- What you need to do: Which lines contain the string "image"? Please list every one of them.

- Exercise input:
[start]

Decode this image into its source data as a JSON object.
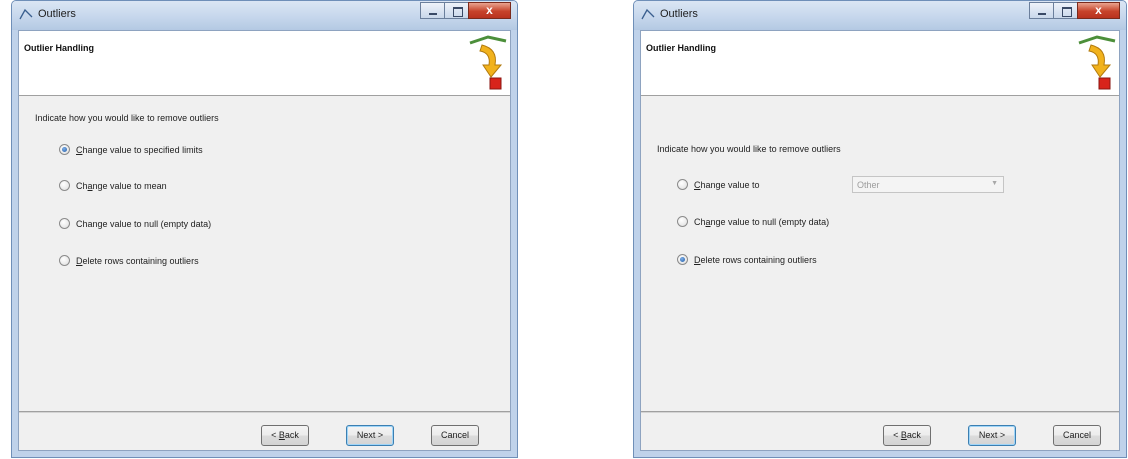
{
  "dialog_left": {
    "title": "Outliers",
    "header": "Outlier Handling",
    "instruction": "Indicate how you would like to remove outliers",
    "options": [
      {
        "pre": "",
        "key": "C",
        "post": "hange value to specified limits",
        "checked": true
      },
      {
        "pre": "Ch",
        "key": "a",
        "post": "nge value to mean",
        "checked": false
      },
      {
        "pre": "Chan",
        "key": "g",
        "post": "e value to null (empty data)",
        "checked": false
      },
      {
        "pre": "",
        "key": "D",
        "post": "elete rows containing outliers",
        "checked": false
      }
    ],
    "buttons": {
      "back_pre": "< ",
      "back_key": "B",
      "back_post": "ack",
      "next": "Next >",
      "cancel": "Cancel"
    }
  },
  "dialog_right": {
    "title": "Outliers",
    "header": "Outlier Handling",
    "instruction": "Indicate how you would like to remove outliers",
    "options": [
      {
        "pre": "",
        "key": "C",
        "post": "hange value to",
        "checked": false
      },
      {
        "pre": "Ch",
        "key": "a",
        "post": "nge value to null (empty data)",
        "checked": false
      },
      {
        "pre": "",
        "key": "D",
        "post": "elete rows containing outliers",
        "checked": true
      }
    ],
    "combo_value": "Other",
    "buttons": {
      "back_pre": "< ",
      "back_key": "B",
      "back_post": "ack",
      "next": "Next >",
      "cancel": "Cancel"
    }
  },
  "colors": {
    "title_bar": "#c6d7ec",
    "close_button": "#c7432b",
    "client_background": "#f0f0f0",
    "default_button_border": "#3c7fb1"
  }
}
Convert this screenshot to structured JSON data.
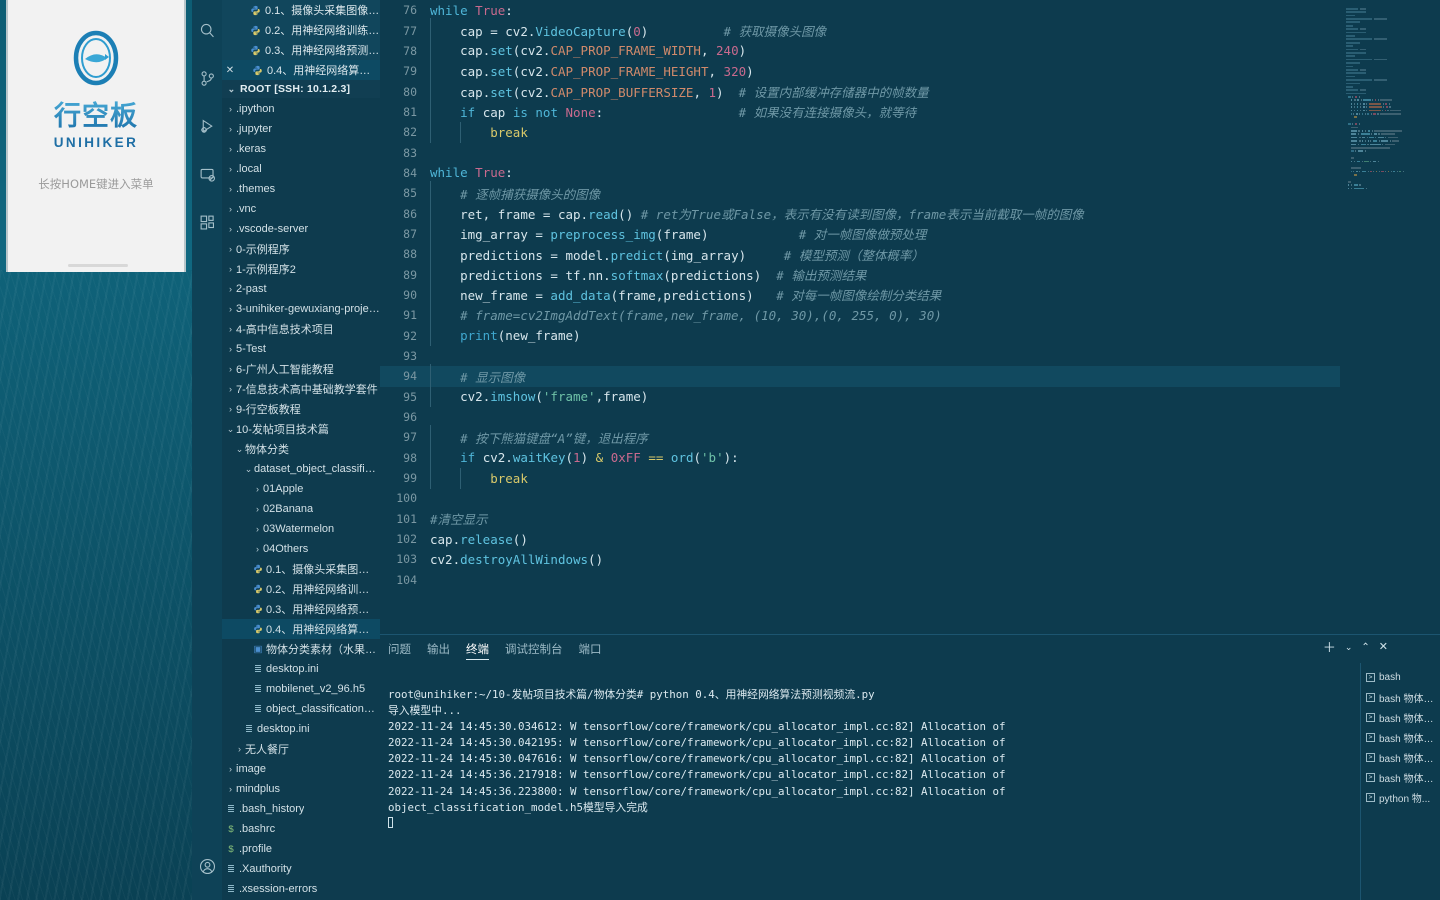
{
  "device": {
    "brand_cn": "行空板",
    "brand_en": "UNIHIKER",
    "hint": "长按HOME键进入菜单"
  },
  "activitybar": {
    "icons": [
      "search-icon",
      "source-control-icon",
      "run-debug-icon",
      "remote-explorer-icon",
      "extensions-icon",
      "account-icon"
    ]
  },
  "sidebar": {
    "open_editors": [
      {
        "label": "0.1、摄像头采集图像.py 1...",
        "closable": false,
        "selected": false
      },
      {
        "label": "0.2、用神经网络训练物体...",
        "closable": false,
        "selected": false
      },
      {
        "label": "0.3、用神经网络预测单张...",
        "closable": false,
        "selected": false
      },
      {
        "label": "0.4、用神经网络算法预测...",
        "closable": true,
        "selected": true
      }
    ],
    "root_label": "ROOT [SSH: 10.1.2.3]",
    "tree": [
      {
        "label": ".ipython",
        "depth": 0,
        "type": "folder",
        "state": "collapsed"
      },
      {
        "label": ".jupyter",
        "depth": 0,
        "type": "folder",
        "state": "collapsed"
      },
      {
        "label": ".keras",
        "depth": 0,
        "type": "folder",
        "state": "collapsed"
      },
      {
        "label": ".local",
        "depth": 0,
        "type": "folder",
        "state": "collapsed"
      },
      {
        "label": ".themes",
        "depth": 0,
        "type": "folder",
        "state": "collapsed"
      },
      {
        "label": ".vnc",
        "depth": 0,
        "type": "folder",
        "state": "collapsed"
      },
      {
        "label": ".vscode-server",
        "depth": 0,
        "type": "folder",
        "state": "collapsed"
      },
      {
        "label": "0-示例程序",
        "depth": 0,
        "type": "folder",
        "state": "collapsed"
      },
      {
        "label": "1-示例程序2",
        "depth": 0,
        "type": "folder",
        "state": "collapsed"
      },
      {
        "label": "2-past",
        "depth": 0,
        "type": "folder",
        "state": "collapsed"
      },
      {
        "label": "3-unihiker-gewuxiang-projects-...",
        "depth": 0,
        "type": "folder",
        "state": "collapsed"
      },
      {
        "label": "4-高中信息技术项目",
        "depth": 0,
        "type": "folder",
        "state": "collapsed"
      },
      {
        "label": "5-Test",
        "depth": 0,
        "type": "folder",
        "state": "collapsed"
      },
      {
        "label": "6-广州人工智能教程",
        "depth": 0,
        "type": "folder",
        "state": "collapsed"
      },
      {
        "label": "7-信息技术高中基础教学套件",
        "depth": 0,
        "type": "folder",
        "state": "collapsed"
      },
      {
        "label": "9-行空板教程",
        "depth": 0,
        "type": "folder",
        "state": "collapsed"
      },
      {
        "label": "10-发帖项目技术篇",
        "depth": 0,
        "type": "folder",
        "state": "expanded"
      },
      {
        "label": "物体分类",
        "depth": 1,
        "type": "folder",
        "state": "expanded"
      },
      {
        "label": "dataset_object_classification",
        "depth": 2,
        "type": "folder",
        "state": "expanded"
      },
      {
        "label": "01Apple",
        "depth": 3,
        "type": "folder",
        "state": "collapsed"
      },
      {
        "label": "02Banana",
        "depth": 3,
        "type": "folder",
        "state": "collapsed"
      },
      {
        "label": "03Watermelon",
        "depth": 3,
        "type": "folder",
        "state": "collapsed"
      },
      {
        "label": "04Others",
        "depth": 3,
        "type": "folder",
        "state": "collapsed"
      },
      {
        "label": "0.1、摄像头采集图像.py",
        "depth": 3,
        "type": "python"
      },
      {
        "label": "0.2、用神经网络训练物体模...",
        "depth": 3,
        "type": "python"
      },
      {
        "label": "0.3、用神经网络预测单张图...",
        "depth": 3,
        "type": "python"
      },
      {
        "label": "0.4、用神经网络算法预测视...",
        "depth": 3,
        "type": "python",
        "selected": true
      },
      {
        "label": "物体分类素材（水果）.docx",
        "depth": 3,
        "type": "docx"
      },
      {
        "label": "desktop.ini",
        "depth": 3,
        "type": "ini"
      },
      {
        "label": "mobilenet_v2_96.h5",
        "depth": 3,
        "type": "ini"
      },
      {
        "label": "object_classification_model.h5",
        "depth": 3,
        "type": "ini"
      },
      {
        "label": "desktop.ini",
        "depth": 2,
        "type": "ini"
      },
      {
        "label": "无人餐厅",
        "depth": 1,
        "type": "folder",
        "state": "collapsed"
      },
      {
        "label": "image",
        "depth": 0,
        "type": "folder",
        "state": "collapsed"
      },
      {
        "label": "mindplus",
        "depth": 0,
        "type": "folder",
        "state": "collapsed"
      },
      {
        "label": ".bash_history",
        "depth": 0,
        "type": "ini"
      },
      {
        "label": ".bashrc",
        "depth": 0,
        "type": "sh"
      },
      {
        "label": ".profile",
        "depth": 0,
        "type": "sh"
      },
      {
        "label": ".Xauthority",
        "depth": 0,
        "type": "ini"
      },
      {
        "label": ".xsession-errors",
        "depth": 0,
        "type": "ini"
      }
    ]
  },
  "editor": {
    "first_line_number": 76,
    "active_line_number": 94,
    "lines": [
      {
        "n": 76,
        "indent": 0,
        "tokens": [
          [
            "kw",
            "while"
          ],
          [
            "op",
            " "
          ],
          [
            "const",
            "True"
          ],
          [
            "op",
            ":"
          ]
        ]
      },
      {
        "n": 77,
        "indent": 1,
        "tokens": [
          [
            "var",
            "cap"
          ],
          [
            "op",
            " = "
          ],
          [
            "var",
            "cv2"
          ],
          [
            "op",
            "."
          ],
          [
            "fn",
            "VideoCapture"
          ],
          [
            "op",
            "("
          ],
          [
            "num",
            "0"
          ],
          [
            "op",
            ")"
          ],
          [
            "cmt",
            "          # 获取摄像头图像"
          ]
        ]
      },
      {
        "n": 78,
        "indent": 1,
        "tokens": [
          [
            "var",
            "cap"
          ],
          [
            "op",
            "."
          ],
          [
            "fn",
            "set"
          ],
          [
            "op",
            "("
          ],
          [
            "var",
            "cv2"
          ],
          [
            "op",
            "."
          ],
          [
            "prop",
            "CAP_PROP_FRAME_WIDTH"
          ],
          [
            "op",
            ", "
          ],
          [
            "num",
            "240"
          ],
          [
            "op",
            ")"
          ]
        ]
      },
      {
        "n": 79,
        "indent": 1,
        "tokens": [
          [
            "var",
            "cap"
          ],
          [
            "op",
            "."
          ],
          [
            "fn",
            "set"
          ],
          [
            "op",
            "("
          ],
          [
            "var",
            "cv2"
          ],
          [
            "op",
            "."
          ],
          [
            "prop",
            "CAP_PROP_FRAME_HEIGHT"
          ],
          [
            "op",
            ", "
          ],
          [
            "num",
            "320"
          ],
          [
            "op",
            ")"
          ]
        ]
      },
      {
        "n": 80,
        "indent": 1,
        "tokens": [
          [
            "var",
            "cap"
          ],
          [
            "op",
            "."
          ],
          [
            "fn",
            "set"
          ],
          [
            "op",
            "("
          ],
          [
            "var",
            "cv2"
          ],
          [
            "op",
            "."
          ],
          [
            "prop",
            "CAP_PROP_BUFFERSIZE"
          ],
          [
            "op",
            ", "
          ],
          [
            "num",
            "1"
          ],
          [
            "op",
            ")"
          ],
          [
            "cmt",
            "  # 设置内部缓冲存储器中的帧数量"
          ]
        ]
      },
      {
        "n": 81,
        "indent": 1,
        "tokens": [
          [
            "kw",
            "if"
          ],
          [
            "op",
            " "
          ],
          [
            "var",
            "cap"
          ],
          [
            "op",
            " "
          ],
          [
            "kw",
            "is"
          ],
          [
            "op",
            " "
          ],
          [
            "kw",
            "not"
          ],
          [
            "op",
            " "
          ],
          [
            "const",
            "None"
          ],
          [
            "op",
            ":"
          ],
          [
            "cmt",
            "                  # 如果没有连接摄像头，就等待"
          ]
        ]
      },
      {
        "n": 82,
        "indent": 2,
        "tokens": [
          [
            "bi",
            "break"
          ]
        ]
      },
      {
        "n": 83,
        "indent": 0,
        "tokens": []
      },
      {
        "n": 84,
        "indent": 0,
        "tokens": [
          [
            "kw",
            "while"
          ],
          [
            "op",
            " "
          ],
          [
            "const",
            "True"
          ],
          [
            "op",
            ":"
          ]
        ]
      },
      {
        "n": 85,
        "indent": 1,
        "tokens": [
          [
            "cmt",
            "# 逐帧捕获摄像头的图像"
          ]
        ]
      },
      {
        "n": 86,
        "indent": 1,
        "tokens": [
          [
            "var",
            "ret, frame"
          ],
          [
            "op",
            " = "
          ],
          [
            "var",
            "cap"
          ],
          [
            "op",
            "."
          ],
          [
            "fn",
            "read"
          ],
          [
            "op",
            "()"
          ],
          [
            "cmt",
            " # ret为True或False，表示有没有读到图像，frame表示当前截取一帧的图像"
          ]
        ]
      },
      {
        "n": 87,
        "indent": 1,
        "tokens": [
          [
            "var",
            "img_array"
          ],
          [
            "op",
            " = "
          ],
          [
            "fn",
            "preprocess_img"
          ],
          [
            "op",
            "("
          ],
          [
            "var",
            "frame"
          ],
          [
            "op",
            ")"
          ],
          [
            "cmt",
            "            # 对一帧图像做预处理"
          ]
        ]
      },
      {
        "n": 88,
        "indent": 1,
        "tokens": [
          [
            "var",
            "predictions"
          ],
          [
            "op",
            " = "
          ],
          [
            "var",
            "model"
          ],
          [
            "op",
            "."
          ],
          [
            "fn",
            "predict"
          ],
          [
            "op",
            "("
          ],
          [
            "var",
            "img_array"
          ],
          [
            "op",
            ")"
          ],
          [
            "cmt",
            "     # 模型预测（整体概率）"
          ]
        ]
      },
      {
        "n": 89,
        "indent": 1,
        "tokens": [
          [
            "var",
            "predictions"
          ],
          [
            "op",
            " = "
          ],
          [
            "var",
            "tf"
          ],
          [
            "op",
            "."
          ],
          [
            "var",
            "nn"
          ],
          [
            "op",
            "."
          ],
          [
            "fn",
            "softmax"
          ],
          [
            "op",
            "("
          ],
          [
            "var",
            "predictions"
          ],
          [
            "op",
            ")"
          ],
          [
            "cmt",
            "  # 输出预测结果"
          ]
        ]
      },
      {
        "n": 90,
        "indent": 1,
        "tokens": [
          [
            "var",
            "new_frame"
          ],
          [
            "op",
            " = "
          ],
          [
            "fn",
            "add_data"
          ],
          [
            "op",
            "("
          ],
          [
            "var",
            "frame,predictions"
          ],
          [
            "op",
            ")"
          ],
          [
            "cmt",
            "   # 对每一帧图像绘制分类结果"
          ]
        ]
      },
      {
        "n": 91,
        "indent": 1,
        "tokens": [
          [
            "cmt",
            "# frame=cv2ImgAddText(frame,new_frame, (10, 30),(0, 255, 0), 30)"
          ]
        ]
      },
      {
        "n": 92,
        "indent": 1,
        "tokens": [
          [
            "kw2",
            "print"
          ],
          [
            "op",
            "("
          ],
          [
            "var",
            "new_frame"
          ],
          [
            "op",
            ")"
          ]
        ]
      },
      {
        "n": 93,
        "indent": 0,
        "tokens": []
      },
      {
        "n": 94,
        "indent": 1,
        "tokens": [
          [
            "cmt",
            "# 显示图像"
          ]
        ]
      },
      {
        "n": 95,
        "indent": 1,
        "tokens": [
          [
            "var",
            "cv2"
          ],
          [
            "op",
            "."
          ],
          [
            "fn",
            "imshow"
          ],
          [
            "op",
            "("
          ],
          [
            "str",
            "'frame'"
          ],
          [
            "op",
            ","
          ],
          [
            "var",
            "frame"
          ],
          [
            "op",
            ")"
          ]
        ]
      },
      {
        "n": 96,
        "indent": 0,
        "tokens": []
      },
      {
        "n": 97,
        "indent": 1,
        "tokens": [
          [
            "cmt",
            "# 按下熊猫键盘“A”键，退出程序"
          ]
        ]
      },
      {
        "n": 98,
        "indent": 1,
        "tokens": [
          [
            "kw",
            "if"
          ],
          [
            "op",
            " "
          ],
          [
            "var",
            "cv2"
          ],
          [
            "op",
            "."
          ],
          [
            "fn",
            "waitKey"
          ],
          [
            "op",
            "("
          ],
          [
            "num",
            "1"
          ],
          [
            "op",
            ") "
          ],
          [
            "bi",
            "&"
          ],
          [
            "op",
            " "
          ],
          [
            "num",
            "0xFF"
          ],
          [
            "op",
            " "
          ],
          [
            "bi",
            "=="
          ],
          [
            "op",
            " "
          ],
          [
            "fn",
            "ord"
          ],
          [
            "op",
            "("
          ],
          [
            "str",
            "'b'"
          ],
          [
            "op",
            "):"
          ]
        ]
      },
      {
        "n": 99,
        "indent": 2,
        "tokens": [
          [
            "bi",
            "break"
          ]
        ]
      },
      {
        "n": 100,
        "indent": 0,
        "tokens": []
      },
      {
        "n": 101,
        "indent": 0,
        "tokens": [
          [
            "cmt",
            "#清空显示"
          ]
        ]
      },
      {
        "n": 102,
        "indent": 0,
        "tokens": [
          [
            "var",
            "cap"
          ],
          [
            "op",
            "."
          ],
          [
            "fn",
            "release"
          ],
          [
            "op",
            "()"
          ]
        ]
      },
      {
        "n": 103,
        "indent": 0,
        "tokens": [
          [
            "var",
            "cv2"
          ],
          [
            "op",
            "."
          ],
          [
            "fn",
            "destroyAllWindows"
          ],
          [
            "op",
            "()"
          ]
        ]
      },
      {
        "n": 104,
        "indent": 0,
        "tokens": []
      }
    ]
  },
  "panel": {
    "tabs": [
      {
        "label": "问题",
        "active": false
      },
      {
        "label": "输出",
        "active": false
      },
      {
        "label": "终端",
        "active": true
      },
      {
        "label": "调试控制台",
        "active": false
      },
      {
        "label": "端口",
        "active": false
      }
    ],
    "actions": [
      "add-terminal-icon",
      "chevron-down-icon",
      "chevron-up-icon",
      "close-icon"
    ],
    "terminal_output": [
      "root@unihiker:~/10-发帖项目技术篇/物体分类# python 0.4、用神经网络算法预测视频流.py",
      "导入模型中...",
      "2022-11-24 14:45:30.034612: W tensorflow/core/framework/cpu_allocator_impl.cc:82] Allocation of",
      "2022-11-24 14:45:30.042195: W tensorflow/core/framework/cpu_allocator_impl.cc:82] Allocation of",
      "2022-11-24 14:45:30.047616: W tensorflow/core/framework/cpu_allocator_impl.cc:82] Allocation of",
      "2022-11-24 14:45:36.217918: W tensorflow/core/framework/cpu_allocator_impl.cc:82] Allocation of",
      "2022-11-24 14:45:36.223800: W tensorflow/core/framework/cpu_allocator_impl.cc:82] Allocation of",
      "object_classification_model.h5模型导入完成"
    ],
    "terminal_list": [
      {
        "label": "bash"
      },
      {
        "label": "bash 物体分..."
      },
      {
        "label": "bash 物体分..."
      },
      {
        "label": "bash 物体分..."
      },
      {
        "label": "bash 物体分..."
      },
      {
        "label": "bash 物体分..."
      },
      {
        "label": "python 物..."
      }
    ]
  },
  "colors": {
    "editor_bg": "#0d3b4e",
    "sidebar_bg": "#0e3b4e",
    "activitybar_bg": "#0e4257",
    "accent": "#4fb6d8",
    "selection": "#0d4a63"
  }
}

[end]

- Full output:
Decode this image into its source data as a JSON object.
        "label": "image",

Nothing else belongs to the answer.